**Items:**

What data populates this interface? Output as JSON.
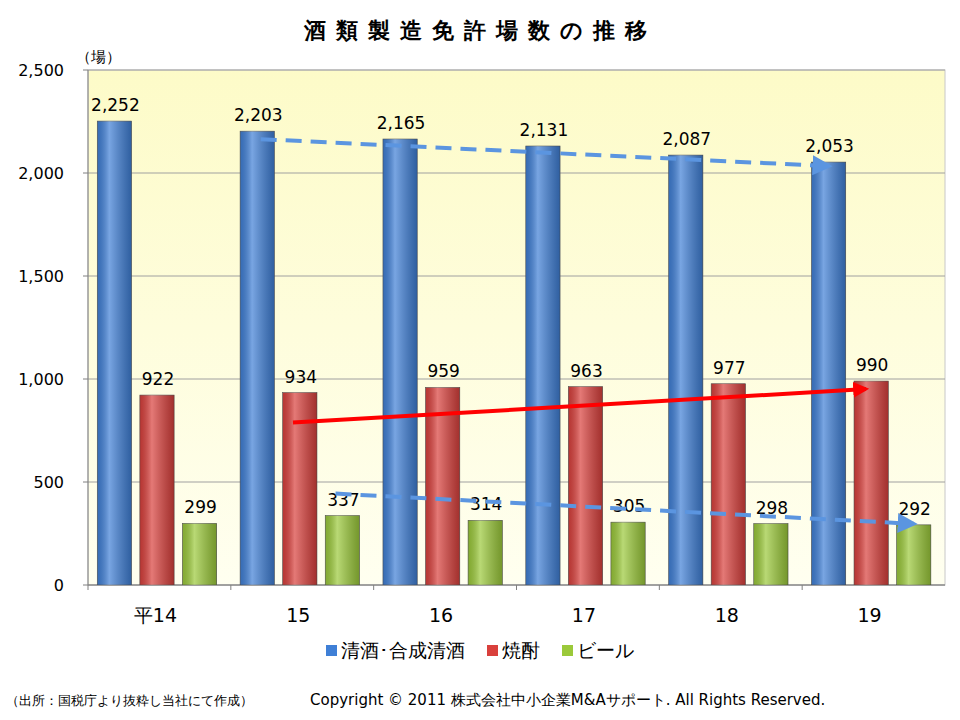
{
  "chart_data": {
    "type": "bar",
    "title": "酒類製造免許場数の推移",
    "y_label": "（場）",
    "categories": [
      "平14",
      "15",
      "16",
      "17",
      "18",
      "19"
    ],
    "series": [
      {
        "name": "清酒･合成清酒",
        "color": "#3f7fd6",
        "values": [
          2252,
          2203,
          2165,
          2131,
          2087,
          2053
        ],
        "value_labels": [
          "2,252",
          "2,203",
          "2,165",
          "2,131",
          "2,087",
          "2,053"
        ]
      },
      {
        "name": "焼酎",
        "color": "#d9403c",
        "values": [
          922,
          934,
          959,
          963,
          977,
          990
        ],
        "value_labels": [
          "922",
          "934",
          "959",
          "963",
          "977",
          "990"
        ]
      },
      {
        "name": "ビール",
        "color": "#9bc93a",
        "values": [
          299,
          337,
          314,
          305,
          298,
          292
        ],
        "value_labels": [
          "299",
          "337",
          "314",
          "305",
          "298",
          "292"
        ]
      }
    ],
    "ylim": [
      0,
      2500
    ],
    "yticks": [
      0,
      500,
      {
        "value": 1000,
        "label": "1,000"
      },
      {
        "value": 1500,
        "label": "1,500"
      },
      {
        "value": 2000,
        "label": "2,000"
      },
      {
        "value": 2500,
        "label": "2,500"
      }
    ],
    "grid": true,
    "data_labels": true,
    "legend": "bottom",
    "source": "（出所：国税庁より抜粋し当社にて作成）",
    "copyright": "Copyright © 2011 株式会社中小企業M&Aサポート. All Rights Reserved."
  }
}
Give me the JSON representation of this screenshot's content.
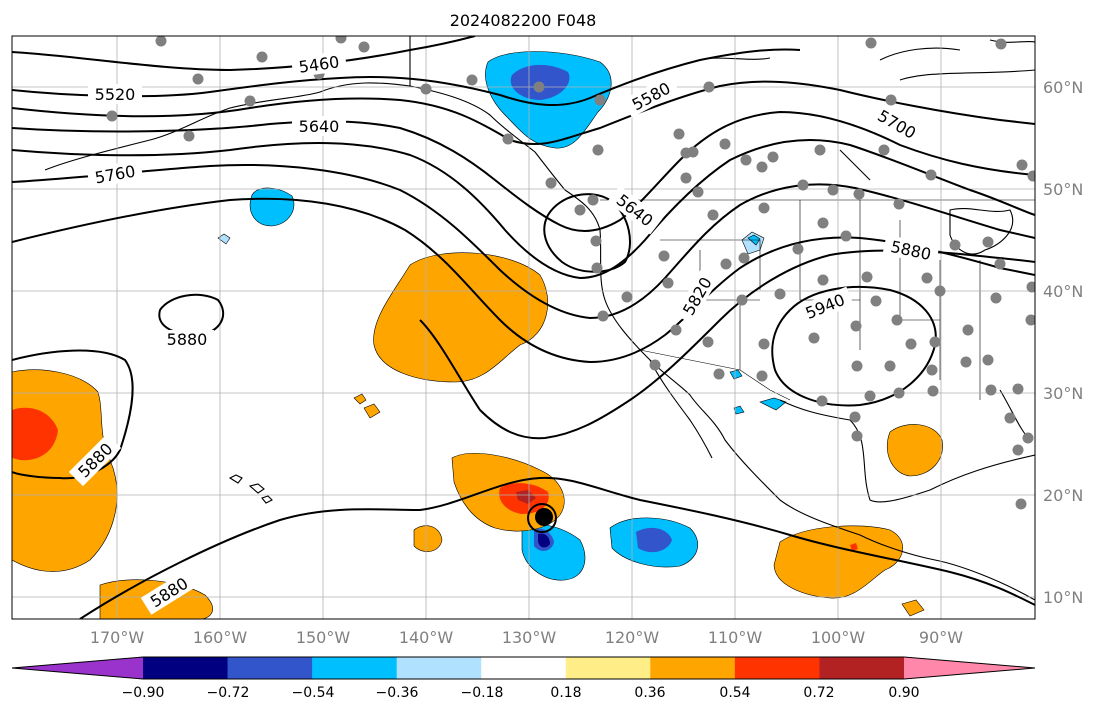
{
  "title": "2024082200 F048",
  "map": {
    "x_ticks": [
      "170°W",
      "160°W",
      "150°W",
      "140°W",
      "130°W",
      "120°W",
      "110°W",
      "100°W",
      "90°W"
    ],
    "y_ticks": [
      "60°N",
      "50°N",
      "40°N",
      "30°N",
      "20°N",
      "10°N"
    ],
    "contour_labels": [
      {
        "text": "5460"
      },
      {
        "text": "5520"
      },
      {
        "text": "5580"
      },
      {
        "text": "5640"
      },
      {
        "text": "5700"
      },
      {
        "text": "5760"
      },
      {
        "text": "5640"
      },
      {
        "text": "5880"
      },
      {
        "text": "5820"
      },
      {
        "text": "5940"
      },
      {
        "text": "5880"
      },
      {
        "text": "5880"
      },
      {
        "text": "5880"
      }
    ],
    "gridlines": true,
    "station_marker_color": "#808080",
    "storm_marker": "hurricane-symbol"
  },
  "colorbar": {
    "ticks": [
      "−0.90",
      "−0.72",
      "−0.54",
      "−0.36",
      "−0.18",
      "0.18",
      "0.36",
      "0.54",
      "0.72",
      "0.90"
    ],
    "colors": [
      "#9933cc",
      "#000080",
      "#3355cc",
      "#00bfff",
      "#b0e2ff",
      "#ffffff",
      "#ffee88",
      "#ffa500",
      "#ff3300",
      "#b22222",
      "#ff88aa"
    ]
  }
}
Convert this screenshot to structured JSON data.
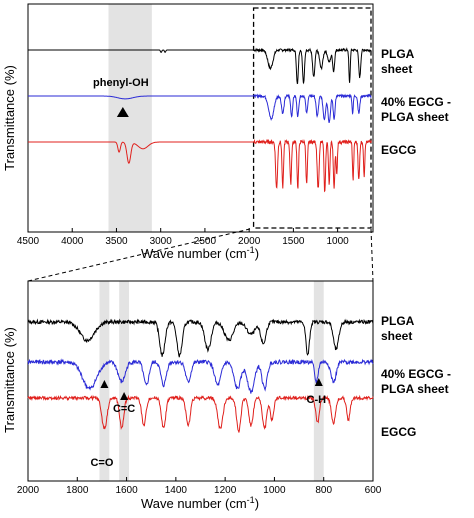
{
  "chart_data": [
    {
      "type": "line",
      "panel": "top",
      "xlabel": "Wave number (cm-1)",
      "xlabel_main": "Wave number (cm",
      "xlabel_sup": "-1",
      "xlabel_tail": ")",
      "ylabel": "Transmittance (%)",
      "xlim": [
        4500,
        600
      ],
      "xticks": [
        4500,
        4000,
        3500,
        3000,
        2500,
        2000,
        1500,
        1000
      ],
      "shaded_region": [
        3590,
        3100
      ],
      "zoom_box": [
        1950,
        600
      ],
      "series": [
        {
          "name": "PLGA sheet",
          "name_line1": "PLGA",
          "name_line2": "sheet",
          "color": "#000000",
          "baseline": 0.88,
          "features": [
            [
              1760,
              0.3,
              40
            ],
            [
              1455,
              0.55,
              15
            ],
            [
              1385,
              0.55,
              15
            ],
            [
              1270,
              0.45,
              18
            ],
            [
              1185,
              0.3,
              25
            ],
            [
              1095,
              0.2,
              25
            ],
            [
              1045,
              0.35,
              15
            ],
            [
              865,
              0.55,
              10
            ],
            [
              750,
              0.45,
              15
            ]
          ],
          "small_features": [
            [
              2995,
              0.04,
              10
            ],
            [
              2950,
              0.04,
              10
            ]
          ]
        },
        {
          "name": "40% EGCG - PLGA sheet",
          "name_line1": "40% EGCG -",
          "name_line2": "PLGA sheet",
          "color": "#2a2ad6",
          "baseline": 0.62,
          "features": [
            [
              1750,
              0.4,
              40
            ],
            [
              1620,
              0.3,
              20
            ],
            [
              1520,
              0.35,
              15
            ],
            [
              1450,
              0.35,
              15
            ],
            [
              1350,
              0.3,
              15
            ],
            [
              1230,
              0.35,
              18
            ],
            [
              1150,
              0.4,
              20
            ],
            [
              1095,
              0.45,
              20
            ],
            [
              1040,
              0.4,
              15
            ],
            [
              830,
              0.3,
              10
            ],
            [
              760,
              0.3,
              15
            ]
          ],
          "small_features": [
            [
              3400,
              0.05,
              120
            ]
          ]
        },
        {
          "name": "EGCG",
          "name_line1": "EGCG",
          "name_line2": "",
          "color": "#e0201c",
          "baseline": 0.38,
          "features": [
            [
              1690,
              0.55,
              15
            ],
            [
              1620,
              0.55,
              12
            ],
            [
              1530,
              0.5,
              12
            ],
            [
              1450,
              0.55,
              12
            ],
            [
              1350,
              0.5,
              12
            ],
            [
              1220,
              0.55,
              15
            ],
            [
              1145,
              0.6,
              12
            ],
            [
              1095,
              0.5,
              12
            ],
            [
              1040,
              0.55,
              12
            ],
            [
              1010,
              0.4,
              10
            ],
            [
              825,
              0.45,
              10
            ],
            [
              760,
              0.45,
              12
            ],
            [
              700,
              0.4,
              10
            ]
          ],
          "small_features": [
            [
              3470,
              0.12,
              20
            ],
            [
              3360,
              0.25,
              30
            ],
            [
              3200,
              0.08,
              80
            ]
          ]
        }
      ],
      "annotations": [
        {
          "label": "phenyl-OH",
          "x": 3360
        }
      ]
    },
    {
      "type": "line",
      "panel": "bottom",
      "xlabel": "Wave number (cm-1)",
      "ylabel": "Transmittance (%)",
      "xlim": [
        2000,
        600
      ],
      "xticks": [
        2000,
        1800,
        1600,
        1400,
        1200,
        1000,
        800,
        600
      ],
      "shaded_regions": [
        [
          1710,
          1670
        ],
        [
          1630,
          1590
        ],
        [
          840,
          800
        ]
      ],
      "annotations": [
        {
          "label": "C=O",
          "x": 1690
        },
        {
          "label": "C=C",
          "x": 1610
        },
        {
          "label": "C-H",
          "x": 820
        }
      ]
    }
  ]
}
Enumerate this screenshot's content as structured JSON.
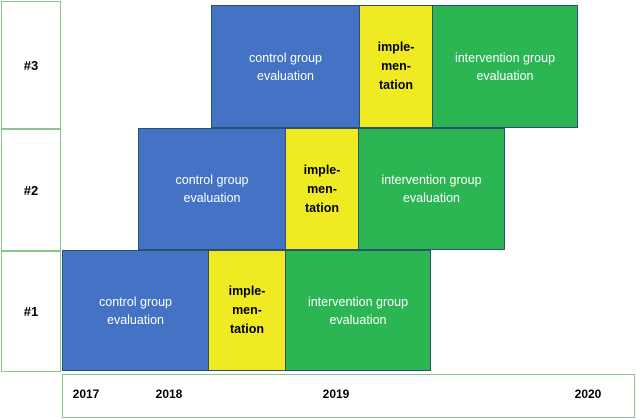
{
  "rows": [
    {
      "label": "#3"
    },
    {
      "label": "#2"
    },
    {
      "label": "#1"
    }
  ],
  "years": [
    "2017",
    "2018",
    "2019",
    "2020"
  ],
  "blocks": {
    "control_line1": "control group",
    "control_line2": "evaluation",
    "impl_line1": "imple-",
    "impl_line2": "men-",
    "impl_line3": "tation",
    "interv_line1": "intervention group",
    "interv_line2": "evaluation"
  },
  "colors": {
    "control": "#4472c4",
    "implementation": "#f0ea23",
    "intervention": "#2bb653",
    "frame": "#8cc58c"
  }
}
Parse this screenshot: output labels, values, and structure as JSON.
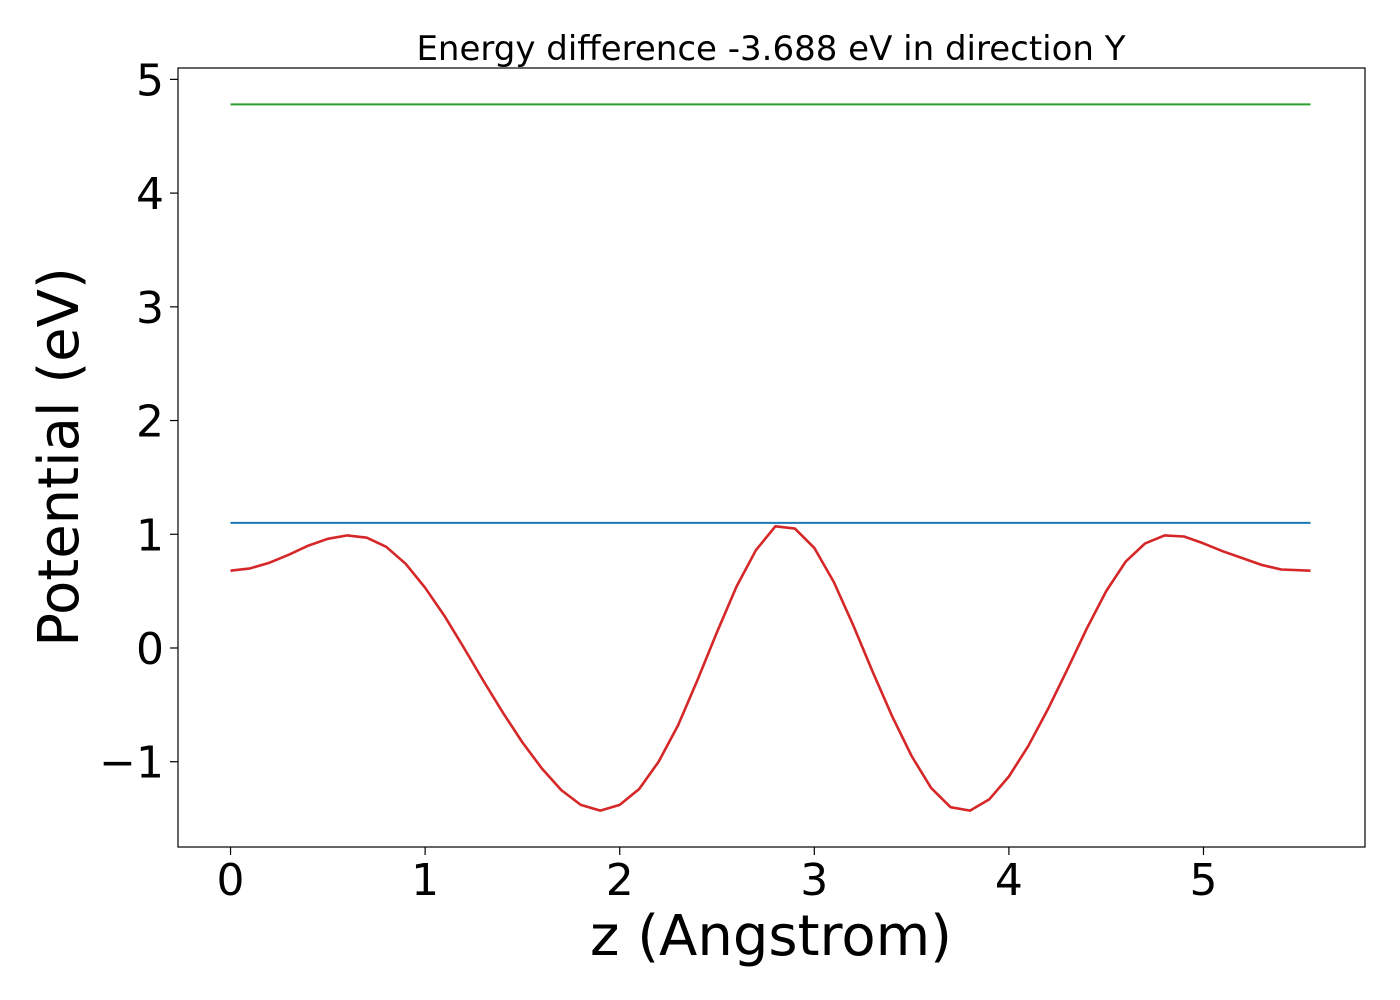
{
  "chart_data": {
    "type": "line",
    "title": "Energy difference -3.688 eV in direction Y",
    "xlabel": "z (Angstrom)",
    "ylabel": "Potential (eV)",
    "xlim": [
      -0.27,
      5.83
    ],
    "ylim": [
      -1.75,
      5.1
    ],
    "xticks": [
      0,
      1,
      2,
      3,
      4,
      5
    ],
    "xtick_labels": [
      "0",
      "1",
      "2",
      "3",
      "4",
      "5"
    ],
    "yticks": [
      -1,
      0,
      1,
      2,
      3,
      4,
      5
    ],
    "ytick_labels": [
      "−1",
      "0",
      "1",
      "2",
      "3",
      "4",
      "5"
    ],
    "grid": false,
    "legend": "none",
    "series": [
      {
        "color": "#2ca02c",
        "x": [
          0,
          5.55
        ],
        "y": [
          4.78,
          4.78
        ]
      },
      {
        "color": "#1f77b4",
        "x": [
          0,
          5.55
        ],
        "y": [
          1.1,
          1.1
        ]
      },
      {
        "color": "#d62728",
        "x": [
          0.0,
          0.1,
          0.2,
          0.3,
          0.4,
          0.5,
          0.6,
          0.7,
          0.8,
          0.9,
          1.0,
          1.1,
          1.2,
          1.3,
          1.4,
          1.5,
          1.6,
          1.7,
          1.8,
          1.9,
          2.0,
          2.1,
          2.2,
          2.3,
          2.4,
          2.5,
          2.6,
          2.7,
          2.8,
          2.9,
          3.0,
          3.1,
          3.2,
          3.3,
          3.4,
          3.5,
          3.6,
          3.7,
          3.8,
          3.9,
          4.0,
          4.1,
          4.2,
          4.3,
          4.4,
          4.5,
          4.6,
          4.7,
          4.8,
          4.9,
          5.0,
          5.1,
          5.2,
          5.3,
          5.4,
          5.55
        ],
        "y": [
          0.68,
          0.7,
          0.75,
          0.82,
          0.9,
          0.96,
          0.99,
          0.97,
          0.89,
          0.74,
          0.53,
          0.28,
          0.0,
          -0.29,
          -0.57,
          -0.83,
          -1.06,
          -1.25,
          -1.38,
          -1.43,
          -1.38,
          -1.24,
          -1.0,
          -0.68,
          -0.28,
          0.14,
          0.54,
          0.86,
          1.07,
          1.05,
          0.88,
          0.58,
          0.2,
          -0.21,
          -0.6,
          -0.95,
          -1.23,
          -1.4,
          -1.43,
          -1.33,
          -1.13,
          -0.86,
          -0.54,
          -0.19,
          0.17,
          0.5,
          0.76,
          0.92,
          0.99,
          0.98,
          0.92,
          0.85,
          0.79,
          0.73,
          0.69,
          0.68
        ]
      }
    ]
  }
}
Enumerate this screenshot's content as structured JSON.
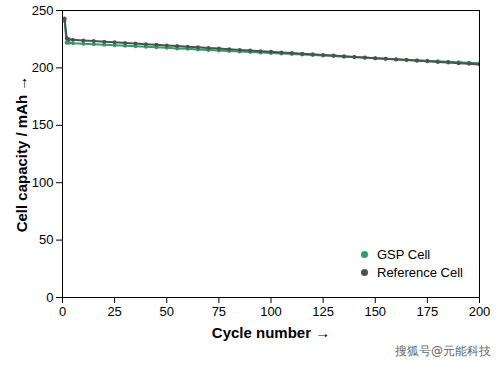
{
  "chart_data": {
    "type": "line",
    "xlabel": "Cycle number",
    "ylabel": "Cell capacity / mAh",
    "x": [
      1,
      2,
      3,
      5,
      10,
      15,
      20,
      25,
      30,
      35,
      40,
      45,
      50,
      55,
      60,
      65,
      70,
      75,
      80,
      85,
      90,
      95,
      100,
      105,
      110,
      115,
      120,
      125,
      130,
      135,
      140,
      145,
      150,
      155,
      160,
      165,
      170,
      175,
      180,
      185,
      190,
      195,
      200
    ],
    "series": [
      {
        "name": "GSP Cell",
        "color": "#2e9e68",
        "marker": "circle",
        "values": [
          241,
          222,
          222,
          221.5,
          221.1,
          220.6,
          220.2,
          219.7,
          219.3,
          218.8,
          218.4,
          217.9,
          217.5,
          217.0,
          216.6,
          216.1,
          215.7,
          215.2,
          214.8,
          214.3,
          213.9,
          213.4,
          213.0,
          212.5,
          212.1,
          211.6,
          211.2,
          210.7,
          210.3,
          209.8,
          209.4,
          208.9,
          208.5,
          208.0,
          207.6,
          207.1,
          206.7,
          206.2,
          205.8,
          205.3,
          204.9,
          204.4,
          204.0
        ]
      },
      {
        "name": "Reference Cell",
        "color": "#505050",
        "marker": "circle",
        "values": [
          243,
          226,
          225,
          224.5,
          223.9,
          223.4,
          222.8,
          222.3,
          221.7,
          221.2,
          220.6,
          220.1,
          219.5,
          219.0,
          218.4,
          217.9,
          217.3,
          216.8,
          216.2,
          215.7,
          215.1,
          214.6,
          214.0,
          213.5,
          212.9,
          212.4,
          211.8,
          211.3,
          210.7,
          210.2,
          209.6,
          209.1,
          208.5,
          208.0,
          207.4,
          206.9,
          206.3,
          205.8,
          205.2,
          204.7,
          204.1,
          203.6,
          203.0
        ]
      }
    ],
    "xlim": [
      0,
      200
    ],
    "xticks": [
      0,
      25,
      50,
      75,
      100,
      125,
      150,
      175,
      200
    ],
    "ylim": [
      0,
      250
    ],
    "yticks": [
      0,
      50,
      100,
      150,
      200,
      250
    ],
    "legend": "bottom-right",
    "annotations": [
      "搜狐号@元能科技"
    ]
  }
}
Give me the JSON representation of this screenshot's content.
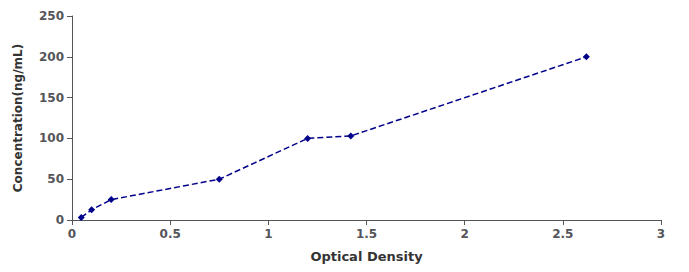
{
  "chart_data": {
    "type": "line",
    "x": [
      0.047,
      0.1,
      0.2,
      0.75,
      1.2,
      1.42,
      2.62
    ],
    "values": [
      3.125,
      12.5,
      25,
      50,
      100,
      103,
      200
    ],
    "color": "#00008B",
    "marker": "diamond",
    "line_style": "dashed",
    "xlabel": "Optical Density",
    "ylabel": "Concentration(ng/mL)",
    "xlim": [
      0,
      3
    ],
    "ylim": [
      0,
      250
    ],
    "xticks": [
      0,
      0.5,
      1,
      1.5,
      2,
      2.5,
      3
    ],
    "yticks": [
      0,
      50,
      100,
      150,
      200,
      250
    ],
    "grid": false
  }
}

**Given request:** Check each line of the records for the word "intervention", and show the lines that contain it.

**Final result:**
    "interv_line1": "intervention group",
    "intervention": "#2bb653",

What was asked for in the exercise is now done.